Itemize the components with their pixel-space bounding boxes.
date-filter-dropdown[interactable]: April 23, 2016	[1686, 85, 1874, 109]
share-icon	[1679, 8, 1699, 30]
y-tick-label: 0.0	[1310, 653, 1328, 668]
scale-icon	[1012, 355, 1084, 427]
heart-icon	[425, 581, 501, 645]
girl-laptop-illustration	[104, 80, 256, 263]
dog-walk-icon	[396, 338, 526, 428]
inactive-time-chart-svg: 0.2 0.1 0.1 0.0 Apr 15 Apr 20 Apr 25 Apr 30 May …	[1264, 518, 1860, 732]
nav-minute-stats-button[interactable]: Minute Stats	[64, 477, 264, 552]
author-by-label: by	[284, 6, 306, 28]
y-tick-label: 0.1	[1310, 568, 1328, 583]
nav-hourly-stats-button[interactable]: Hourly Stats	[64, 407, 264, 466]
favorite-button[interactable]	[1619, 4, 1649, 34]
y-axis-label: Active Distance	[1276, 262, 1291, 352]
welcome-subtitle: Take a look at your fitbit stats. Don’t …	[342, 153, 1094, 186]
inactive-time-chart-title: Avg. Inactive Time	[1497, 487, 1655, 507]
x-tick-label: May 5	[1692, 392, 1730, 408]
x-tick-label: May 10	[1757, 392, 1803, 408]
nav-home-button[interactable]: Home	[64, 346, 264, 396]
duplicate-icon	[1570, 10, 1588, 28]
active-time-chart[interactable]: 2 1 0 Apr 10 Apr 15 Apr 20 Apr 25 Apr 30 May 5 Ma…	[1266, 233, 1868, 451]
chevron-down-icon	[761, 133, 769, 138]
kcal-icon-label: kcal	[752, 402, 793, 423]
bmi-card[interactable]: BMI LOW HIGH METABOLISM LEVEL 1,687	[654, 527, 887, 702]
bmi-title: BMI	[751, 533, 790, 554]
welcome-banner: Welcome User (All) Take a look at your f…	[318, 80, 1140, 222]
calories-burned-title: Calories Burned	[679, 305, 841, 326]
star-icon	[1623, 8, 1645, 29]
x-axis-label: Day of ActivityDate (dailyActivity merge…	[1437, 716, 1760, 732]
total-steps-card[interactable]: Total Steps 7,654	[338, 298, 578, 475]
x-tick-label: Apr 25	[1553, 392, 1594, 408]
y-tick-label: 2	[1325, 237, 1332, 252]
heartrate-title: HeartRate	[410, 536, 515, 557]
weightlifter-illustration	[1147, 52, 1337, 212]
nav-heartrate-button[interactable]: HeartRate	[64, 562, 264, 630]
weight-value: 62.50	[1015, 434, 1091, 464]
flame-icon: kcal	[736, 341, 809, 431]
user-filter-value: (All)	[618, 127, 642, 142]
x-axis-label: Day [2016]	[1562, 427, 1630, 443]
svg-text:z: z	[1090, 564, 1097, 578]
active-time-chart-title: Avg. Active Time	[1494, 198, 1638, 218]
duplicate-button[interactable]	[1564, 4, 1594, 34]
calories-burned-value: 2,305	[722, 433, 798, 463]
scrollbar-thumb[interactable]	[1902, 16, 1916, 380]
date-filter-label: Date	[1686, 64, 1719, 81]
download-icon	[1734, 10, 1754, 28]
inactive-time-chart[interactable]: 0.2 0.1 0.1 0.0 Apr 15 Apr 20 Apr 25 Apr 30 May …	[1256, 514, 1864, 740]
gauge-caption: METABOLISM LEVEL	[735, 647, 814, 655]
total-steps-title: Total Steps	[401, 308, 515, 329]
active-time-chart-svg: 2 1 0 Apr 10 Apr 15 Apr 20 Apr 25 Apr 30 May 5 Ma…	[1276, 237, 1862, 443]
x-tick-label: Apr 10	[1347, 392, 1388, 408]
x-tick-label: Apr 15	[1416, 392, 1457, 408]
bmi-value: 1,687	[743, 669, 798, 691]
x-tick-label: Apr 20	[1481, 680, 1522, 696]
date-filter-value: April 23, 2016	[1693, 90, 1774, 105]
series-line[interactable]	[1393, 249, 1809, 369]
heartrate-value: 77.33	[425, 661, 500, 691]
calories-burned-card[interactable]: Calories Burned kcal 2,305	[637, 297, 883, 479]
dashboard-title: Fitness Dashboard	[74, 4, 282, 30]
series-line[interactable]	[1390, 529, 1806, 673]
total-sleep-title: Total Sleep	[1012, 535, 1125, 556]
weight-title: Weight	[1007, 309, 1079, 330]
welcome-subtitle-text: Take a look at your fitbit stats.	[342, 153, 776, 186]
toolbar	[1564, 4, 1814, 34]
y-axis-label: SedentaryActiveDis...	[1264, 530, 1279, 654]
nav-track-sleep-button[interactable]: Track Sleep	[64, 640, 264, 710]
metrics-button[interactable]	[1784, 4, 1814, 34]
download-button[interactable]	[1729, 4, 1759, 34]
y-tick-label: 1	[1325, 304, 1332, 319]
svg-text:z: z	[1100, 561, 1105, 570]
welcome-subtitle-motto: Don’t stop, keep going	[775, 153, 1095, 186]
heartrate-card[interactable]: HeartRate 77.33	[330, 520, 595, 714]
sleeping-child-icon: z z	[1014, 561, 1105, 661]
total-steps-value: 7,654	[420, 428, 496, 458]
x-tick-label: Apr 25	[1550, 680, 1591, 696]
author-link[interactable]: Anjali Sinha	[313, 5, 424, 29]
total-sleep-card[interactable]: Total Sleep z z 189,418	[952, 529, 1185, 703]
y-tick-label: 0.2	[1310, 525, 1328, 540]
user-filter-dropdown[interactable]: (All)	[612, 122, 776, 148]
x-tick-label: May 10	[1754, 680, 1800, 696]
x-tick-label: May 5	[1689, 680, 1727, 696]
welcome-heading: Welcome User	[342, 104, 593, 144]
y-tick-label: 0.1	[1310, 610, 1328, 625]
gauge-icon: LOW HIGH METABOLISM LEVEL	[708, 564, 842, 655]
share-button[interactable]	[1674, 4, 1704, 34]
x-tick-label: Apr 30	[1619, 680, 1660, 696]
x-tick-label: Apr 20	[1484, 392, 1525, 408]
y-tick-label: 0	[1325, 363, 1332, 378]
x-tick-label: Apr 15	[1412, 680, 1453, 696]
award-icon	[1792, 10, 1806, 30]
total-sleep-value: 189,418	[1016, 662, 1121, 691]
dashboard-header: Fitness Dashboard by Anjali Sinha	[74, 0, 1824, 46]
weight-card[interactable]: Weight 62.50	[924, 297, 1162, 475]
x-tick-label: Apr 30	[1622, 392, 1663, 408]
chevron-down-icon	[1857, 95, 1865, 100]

|---|

**WORK TO DO:** Starting at the beginning of the records and continuing through the line containing "338, 526, 428]", rewrite those lines with "girl-laptop-illustration" swapped for "girl-laptop-drawing" and everything else left unchanged.

**EXERCISE OUTPUT:**
Itemize the components with their pixel-space bounding boxes.
date-filter-dropdown[interactable]: April 23, 2016	[1686, 85, 1874, 109]
share-icon	[1679, 8, 1699, 30]
y-tick-label: 0.0	[1310, 653, 1328, 668]
scale-icon	[1012, 355, 1084, 427]
heart-icon	[425, 581, 501, 645]
girl-laptop-drawing	[104, 80, 256, 263]
dog-walk-icon	[396, 338, 526, 428]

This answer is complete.